◆ Set task: Output solely the number of lines containing the string "العشاء".

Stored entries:
[START]

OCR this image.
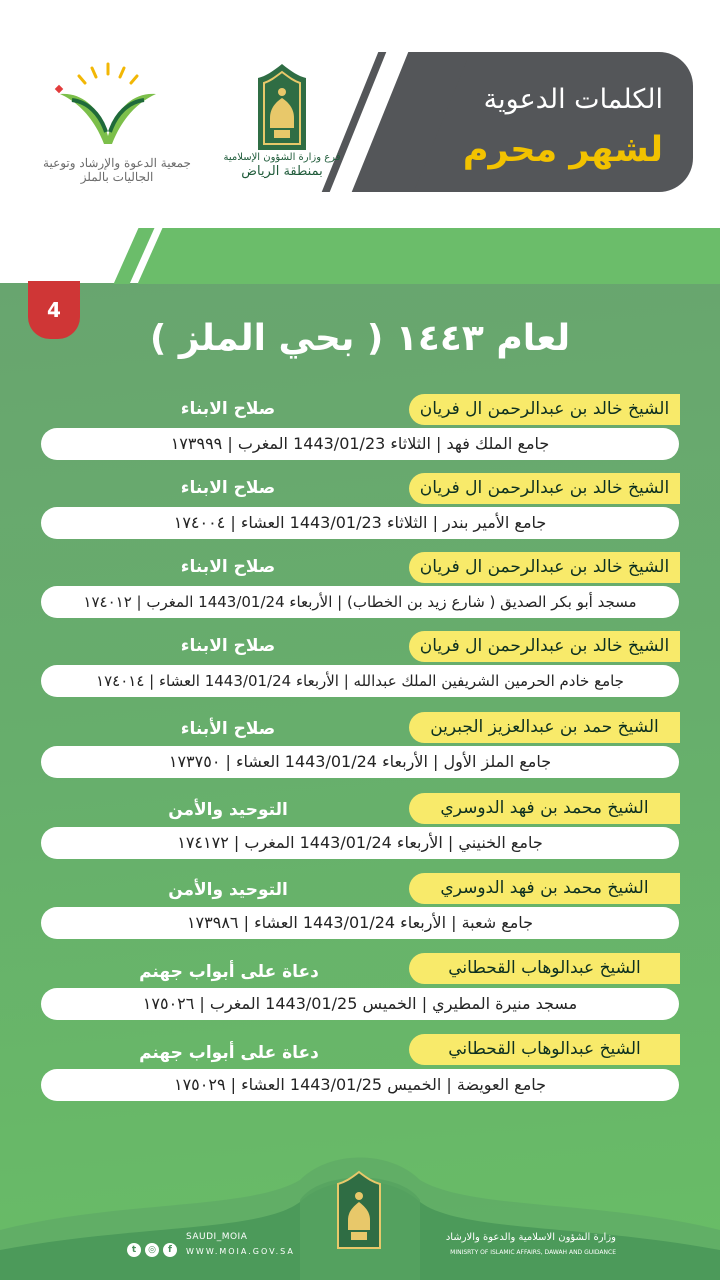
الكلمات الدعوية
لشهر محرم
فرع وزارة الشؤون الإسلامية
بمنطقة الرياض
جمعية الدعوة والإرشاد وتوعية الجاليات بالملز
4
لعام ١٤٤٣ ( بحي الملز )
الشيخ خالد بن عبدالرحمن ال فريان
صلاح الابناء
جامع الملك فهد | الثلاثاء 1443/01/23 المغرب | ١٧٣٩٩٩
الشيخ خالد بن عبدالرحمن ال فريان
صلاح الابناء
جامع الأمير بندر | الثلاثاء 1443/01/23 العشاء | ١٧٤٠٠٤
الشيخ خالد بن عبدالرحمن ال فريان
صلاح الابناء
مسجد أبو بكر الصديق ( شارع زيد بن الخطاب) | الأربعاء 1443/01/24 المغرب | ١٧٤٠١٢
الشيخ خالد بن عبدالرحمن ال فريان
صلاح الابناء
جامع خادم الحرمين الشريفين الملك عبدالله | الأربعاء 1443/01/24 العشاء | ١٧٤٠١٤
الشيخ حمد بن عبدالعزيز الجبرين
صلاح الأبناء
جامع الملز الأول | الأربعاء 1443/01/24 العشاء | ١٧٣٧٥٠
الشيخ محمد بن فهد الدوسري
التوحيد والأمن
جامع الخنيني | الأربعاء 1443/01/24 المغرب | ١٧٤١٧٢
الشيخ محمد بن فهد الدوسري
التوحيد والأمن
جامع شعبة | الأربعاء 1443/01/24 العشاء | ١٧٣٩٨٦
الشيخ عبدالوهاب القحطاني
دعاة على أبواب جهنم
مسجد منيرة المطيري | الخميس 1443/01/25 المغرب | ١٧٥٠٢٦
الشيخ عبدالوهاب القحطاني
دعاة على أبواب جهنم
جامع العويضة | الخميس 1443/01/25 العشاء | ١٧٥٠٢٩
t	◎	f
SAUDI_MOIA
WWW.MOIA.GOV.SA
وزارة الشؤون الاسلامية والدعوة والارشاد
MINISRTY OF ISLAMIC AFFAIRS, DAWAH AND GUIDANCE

[END]

◆ Output for this exercise: 5